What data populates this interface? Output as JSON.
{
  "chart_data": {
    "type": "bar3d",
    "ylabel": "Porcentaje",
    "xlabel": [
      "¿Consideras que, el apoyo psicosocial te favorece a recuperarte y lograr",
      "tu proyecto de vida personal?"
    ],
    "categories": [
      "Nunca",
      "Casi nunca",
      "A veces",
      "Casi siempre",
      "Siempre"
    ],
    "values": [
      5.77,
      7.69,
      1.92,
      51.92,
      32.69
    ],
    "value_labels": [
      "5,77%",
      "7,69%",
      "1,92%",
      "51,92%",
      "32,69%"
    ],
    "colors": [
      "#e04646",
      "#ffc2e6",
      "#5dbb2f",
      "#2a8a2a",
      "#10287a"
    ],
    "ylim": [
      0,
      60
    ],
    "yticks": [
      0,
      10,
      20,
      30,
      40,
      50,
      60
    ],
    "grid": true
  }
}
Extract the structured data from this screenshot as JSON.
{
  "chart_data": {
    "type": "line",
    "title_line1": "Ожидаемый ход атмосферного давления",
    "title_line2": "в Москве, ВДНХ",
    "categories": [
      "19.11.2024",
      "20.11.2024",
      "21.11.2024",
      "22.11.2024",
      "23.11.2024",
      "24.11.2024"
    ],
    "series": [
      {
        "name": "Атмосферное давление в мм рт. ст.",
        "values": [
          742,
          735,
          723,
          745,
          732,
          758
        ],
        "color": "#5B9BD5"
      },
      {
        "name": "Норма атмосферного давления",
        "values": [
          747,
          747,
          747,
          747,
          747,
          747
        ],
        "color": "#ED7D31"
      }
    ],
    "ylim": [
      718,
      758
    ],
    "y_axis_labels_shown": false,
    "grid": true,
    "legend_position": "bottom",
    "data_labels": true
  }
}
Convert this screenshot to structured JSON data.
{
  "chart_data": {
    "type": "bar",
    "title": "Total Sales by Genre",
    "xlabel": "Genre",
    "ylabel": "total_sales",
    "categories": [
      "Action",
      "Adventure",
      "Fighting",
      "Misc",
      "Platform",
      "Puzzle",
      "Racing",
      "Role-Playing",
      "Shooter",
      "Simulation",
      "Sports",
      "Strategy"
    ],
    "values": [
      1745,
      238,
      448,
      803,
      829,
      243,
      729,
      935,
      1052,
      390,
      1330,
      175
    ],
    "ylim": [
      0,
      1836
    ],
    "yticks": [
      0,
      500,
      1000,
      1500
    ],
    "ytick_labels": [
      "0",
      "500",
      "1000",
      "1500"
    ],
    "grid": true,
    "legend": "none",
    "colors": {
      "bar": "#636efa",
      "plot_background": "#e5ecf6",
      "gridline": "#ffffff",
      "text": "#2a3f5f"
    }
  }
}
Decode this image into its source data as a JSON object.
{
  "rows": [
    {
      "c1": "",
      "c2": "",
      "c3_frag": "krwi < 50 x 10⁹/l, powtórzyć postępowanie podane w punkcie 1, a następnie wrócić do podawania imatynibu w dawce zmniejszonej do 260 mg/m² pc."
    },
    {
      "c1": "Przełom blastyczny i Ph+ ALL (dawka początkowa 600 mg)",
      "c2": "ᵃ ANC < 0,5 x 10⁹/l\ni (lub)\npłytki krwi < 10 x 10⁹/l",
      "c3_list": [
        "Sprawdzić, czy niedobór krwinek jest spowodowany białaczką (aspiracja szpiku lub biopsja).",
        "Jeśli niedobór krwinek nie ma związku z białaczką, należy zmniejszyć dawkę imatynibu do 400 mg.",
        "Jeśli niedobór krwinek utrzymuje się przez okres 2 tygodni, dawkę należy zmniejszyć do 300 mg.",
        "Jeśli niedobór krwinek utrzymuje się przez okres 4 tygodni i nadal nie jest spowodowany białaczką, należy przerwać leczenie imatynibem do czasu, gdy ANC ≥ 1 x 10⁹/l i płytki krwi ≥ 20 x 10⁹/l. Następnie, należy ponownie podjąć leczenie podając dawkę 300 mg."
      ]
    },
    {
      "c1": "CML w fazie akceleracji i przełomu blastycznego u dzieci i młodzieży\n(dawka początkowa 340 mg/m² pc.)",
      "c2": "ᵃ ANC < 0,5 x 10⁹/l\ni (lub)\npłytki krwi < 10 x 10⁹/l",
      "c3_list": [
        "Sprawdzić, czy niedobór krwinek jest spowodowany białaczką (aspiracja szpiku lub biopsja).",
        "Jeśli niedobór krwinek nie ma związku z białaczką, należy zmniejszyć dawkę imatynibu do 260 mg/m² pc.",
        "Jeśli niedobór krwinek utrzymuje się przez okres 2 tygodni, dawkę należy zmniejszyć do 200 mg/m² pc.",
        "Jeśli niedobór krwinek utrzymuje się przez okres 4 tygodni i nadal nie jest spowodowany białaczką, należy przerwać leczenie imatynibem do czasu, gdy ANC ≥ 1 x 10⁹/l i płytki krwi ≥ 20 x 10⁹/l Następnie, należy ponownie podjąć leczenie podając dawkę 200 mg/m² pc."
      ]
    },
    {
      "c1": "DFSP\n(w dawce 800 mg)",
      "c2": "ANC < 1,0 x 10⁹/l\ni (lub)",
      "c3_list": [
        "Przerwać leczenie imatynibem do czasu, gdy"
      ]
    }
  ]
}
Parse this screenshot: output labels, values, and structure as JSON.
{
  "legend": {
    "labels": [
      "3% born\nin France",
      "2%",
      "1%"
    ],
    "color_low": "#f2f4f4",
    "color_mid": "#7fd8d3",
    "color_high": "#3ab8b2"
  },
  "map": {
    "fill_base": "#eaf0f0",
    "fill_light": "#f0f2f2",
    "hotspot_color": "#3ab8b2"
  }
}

GIVEN TASK
Repeat every entry word for word.

TASK RESPONSE
What data populates this interface? Output as JSON.
{
  "chart_data": {
    "type": "bar3d",
    "ylabel": "Porcentaje",
    "xlabel": [
      "¿Consideras que, el apoyo psicosocial te favorece a recuperarte y lograr",
      "tu proyecto de vida personal?"
    ],
    "categories": [
      "Nunca",
      "Casi nunca",
      "A veces",
      "Casi siempre",
      "Siempre"
    ],
    "values": [
      5.77,
      7.69,
      1.92,
      51.92,
      32.69
    ],
    "value_labels": [
      "5,77%",
      "7,69%",
      "1,92%",
      "51,92%",
      "32,69%"
    ],
    "colors": [
      "#e04646",
      "#ffc2e6",
      "#5dbb2f",
      "#2a8a2a",
      "#10287a"
    ],
    "ylim": [
      0,
      60
    ],
    "yticks": [
      0,
      10,
      20,
      30,
      40,
      50,
      60
    ],
    "grid": true
  }
}
Extract the structured data from this screenshot as JSON.
{
  "chart_data": {
    "type": "line",
    "title_line1": "Ожидаемый ход атмосферного давления",
    "title_line2": "в Москве, ВДНХ",
    "categories": [
      "19.11.2024",
      "20.11.2024",
      "21.11.2024",
      "22.11.2024",
      "23.11.2024",
      "24.11.2024"
    ],
    "series": [
      {
        "name": "Атмосферное давление в мм рт. ст.",
        "values": [
          742,
          735,
          723,
          745,
          732,
          758
        ],
        "color": "#5B9BD5"
      },
      {
        "name": "Норма атмосферного давления",
        "values": [
          747,
          747,
          747,
          747,
          747,
          747
        ],
        "color": "#ED7D31"
      }
    ],
    "ylim": [
      718,
      758
    ],
    "y_axis_labels_shown": false,
    "grid": true,
    "legend_position": "bottom",
    "data_labels": true
  }
}
Convert this screenshot to structured JSON data.
{
  "chart_data": {
    "type": "bar",
    "title": "Total Sales by Genre",
    "xlabel": "Genre",
    "ylabel": "total_sales",
    "categories": [
      "Action",
      "Adventure",
      "Fighting",
      "Misc",
      "Platform",
      "Puzzle",
      "Racing",
      "Role-Playing",
      "Shooter",
      "Simulation",
      "Sports",
      "Strategy"
    ],
    "values": [
      1745,
      238,
      448,
      803,
      829,
      243,
      729,
      935,
      1052,
      390,
      1330,
      175
    ],
    "ylim": [
      0,
      1836
    ],
    "yticks": [
      0,
      500,
      1000,
      1500
    ],
    "ytick_labels": [
      "0",
      "500",
      "1000",
      "1500"
    ],
    "grid": true,
    "legend": "none",
    "colors": {
      "bar": "#636efa",
      "plot_background": "#e5ecf6",
      "gridline": "#ffffff",
      "text": "#2a3f5f"
    }
  }
}
Decode this image into its source data as a JSON object.
{
  "rows": [
    {
      "c1": "",
      "c2": "",
      "c3_frag": "krwi < 50 x 10⁹/l, powtórzyć postępowanie podane w punkcie 1, a następnie wrócić do podawania imatynibu w dawce zmniejszonej do 260 mg/m² pc."
    },
    {
      "c1": "Przełom blastyczny i Ph+ ALL (dawka początkowa 600 mg)",
      "c2": "ᵃ ANC < 0,5 x 10⁹/l\ni (lub)\npłytki krwi < 10 x 10⁹/l",
      "c3_list": [
        "Sprawdzić, czy niedobór krwinek jest spowodowany białaczką (aspiracja szpiku lub biopsja).",
        "Jeśli niedobór krwinek nie ma związku z białaczką, należy zmniejszyć dawkę imatynibu do 400 mg.",
        "Jeśli niedobór krwinek utrzymuje się przez okres 2 tygodni, dawkę należy zmniejszyć do 300 mg.",
        "Jeśli niedobór krwinek utrzymuje się przez okres 4 tygodni i nadal nie jest spowodowany białaczką, należy przerwać leczenie imatynibem do czasu, gdy ANC ≥ 1 x 10⁹/l i płytki krwi ≥ 20 x 10⁹/l. Następnie, należy ponownie podjąć leczenie podając dawkę 300 mg."
      ]
    },
    {
      "c1": "CML w fazie akceleracji i przełomu blastycznego u dzieci i młodzieży\n(dawka początkowa 340 mg/m² pc.)",
      "c2": "ᵃ ANC < 0,5 x 10⁹/l\ni (lub)\npłytki krwi < 10 x 10⁹/l",
      "c3_list": [
        "Sprawdzić, czy niedobór krwinek jest spowodowany białaczką (aspiracja szpiku lub biopsja).",
        "Jeśli niedobór krwinek nie ma związku z białaczką, należy zmniejszyć dawkę imatynibu do 260 mg/m² pc.",
        "Jeśli niedobór krwinek utrzymuje się przez okres 2 tygodni, dawkę należy zmniejszyć do 200 mg/m² pc.",
        "Jeśli niedobór krwinek utrzymuje się przez okres 4 tygodni i nadal nie jest spowodowany białaczką, należy przerwać leczenie imatynibem do czasu, gdy ANC ≥ 1 x 10⁹/l i płytki krwi ≥ 20 x 10⁹/l Następnie, należy ponownie podjąć leczenie podając dawkę 200 mg/m² pc."
      ]
    },
    {
      "c1": "DFSP\n(w dawce 800 mg)",
      "c2": "ANC < 1,0 x 10⁹/l\ni (lub)",
      "c3_list": [
        "Przerwać leczenie imatynibem do czasu, gdy"
      ]
    }
  ]
}
Parse this screenshot: output labels, values, and structure as JSON.
{
  "legend": {
    "labels": [
      "3% born\nin France",
      "2%",
      "1%"
    ],
    "color_low": "#f2f4f4",
    "color_mid": "#7fd8d3",
    "color_high": "#3ab8b2"
  },
  "map": {
    "fill_base": "#eaf0f0",
    "fill_light": "#f0f2f2",
    "hotspot_color": "#3ab8b2"
  }
}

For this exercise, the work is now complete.